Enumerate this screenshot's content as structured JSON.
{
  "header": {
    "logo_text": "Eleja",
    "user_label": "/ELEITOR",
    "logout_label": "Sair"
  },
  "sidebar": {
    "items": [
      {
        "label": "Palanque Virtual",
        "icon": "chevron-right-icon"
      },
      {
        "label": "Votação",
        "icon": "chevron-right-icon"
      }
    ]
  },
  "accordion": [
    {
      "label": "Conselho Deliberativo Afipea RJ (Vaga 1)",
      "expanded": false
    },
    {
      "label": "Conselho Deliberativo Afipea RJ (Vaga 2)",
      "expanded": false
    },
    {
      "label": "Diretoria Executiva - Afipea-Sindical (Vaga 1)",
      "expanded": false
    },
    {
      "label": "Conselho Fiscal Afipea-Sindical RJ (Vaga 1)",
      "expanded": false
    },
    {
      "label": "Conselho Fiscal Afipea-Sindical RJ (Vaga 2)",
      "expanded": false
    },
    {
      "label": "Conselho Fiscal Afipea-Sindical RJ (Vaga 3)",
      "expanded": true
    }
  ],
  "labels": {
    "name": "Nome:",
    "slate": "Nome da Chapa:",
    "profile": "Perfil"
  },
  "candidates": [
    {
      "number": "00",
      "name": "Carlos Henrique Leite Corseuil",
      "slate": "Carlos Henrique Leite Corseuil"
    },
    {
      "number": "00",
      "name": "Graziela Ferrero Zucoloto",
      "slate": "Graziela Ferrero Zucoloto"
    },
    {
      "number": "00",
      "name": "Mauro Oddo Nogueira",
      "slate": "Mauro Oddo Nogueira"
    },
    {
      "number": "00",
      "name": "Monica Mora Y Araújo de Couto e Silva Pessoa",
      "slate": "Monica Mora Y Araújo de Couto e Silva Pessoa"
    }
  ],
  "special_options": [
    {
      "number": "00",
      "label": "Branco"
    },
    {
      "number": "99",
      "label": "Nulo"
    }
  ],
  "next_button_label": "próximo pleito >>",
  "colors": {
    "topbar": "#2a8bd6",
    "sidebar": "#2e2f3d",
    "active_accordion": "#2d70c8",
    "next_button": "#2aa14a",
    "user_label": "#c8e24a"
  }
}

**EXERCISE OBJECTIVE:** List all lines holding the string "Carlos".

**THE REPLY:**
      "name": "Carlos Henrique Leite Corseuil",
      "slate": "Carlos Henrique Leite Corseuil"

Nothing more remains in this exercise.